### EXERCISE
Provide only the number of lines in the data below that contain the word "任一事件的概率总在".

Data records

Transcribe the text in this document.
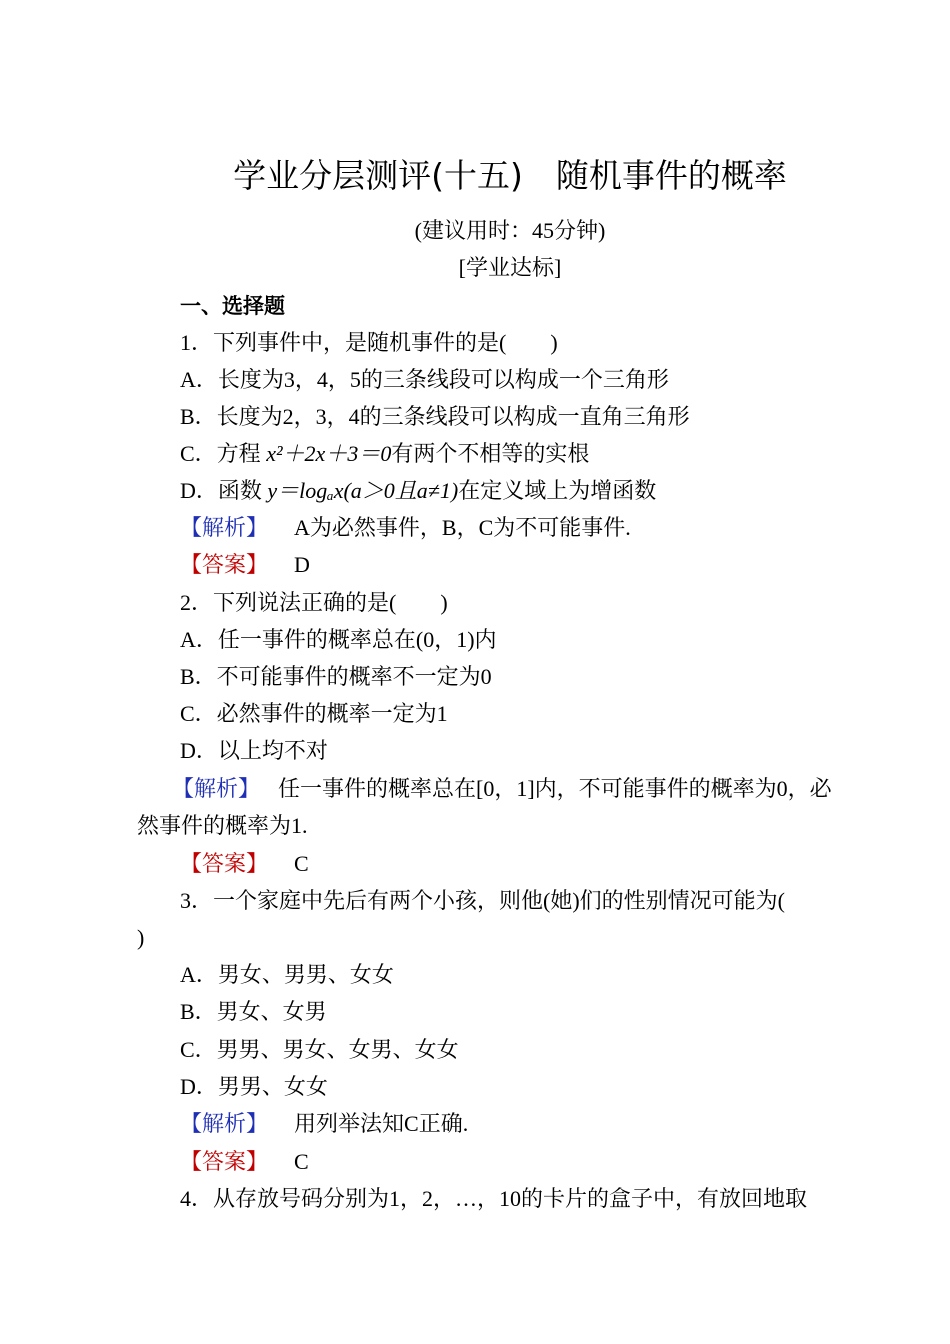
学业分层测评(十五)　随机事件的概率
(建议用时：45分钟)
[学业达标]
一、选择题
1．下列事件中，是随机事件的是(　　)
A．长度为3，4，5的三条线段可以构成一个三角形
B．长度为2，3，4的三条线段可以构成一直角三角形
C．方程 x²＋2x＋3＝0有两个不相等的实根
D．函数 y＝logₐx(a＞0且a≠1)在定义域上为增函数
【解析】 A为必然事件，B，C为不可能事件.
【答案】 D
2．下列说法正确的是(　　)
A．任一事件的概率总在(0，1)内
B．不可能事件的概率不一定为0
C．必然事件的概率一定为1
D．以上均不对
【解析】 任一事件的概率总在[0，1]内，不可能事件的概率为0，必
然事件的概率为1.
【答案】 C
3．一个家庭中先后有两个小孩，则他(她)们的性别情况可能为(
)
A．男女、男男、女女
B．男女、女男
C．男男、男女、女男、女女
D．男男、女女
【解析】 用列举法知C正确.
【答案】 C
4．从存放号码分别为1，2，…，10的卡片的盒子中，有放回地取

### ANSWER IN FULL
2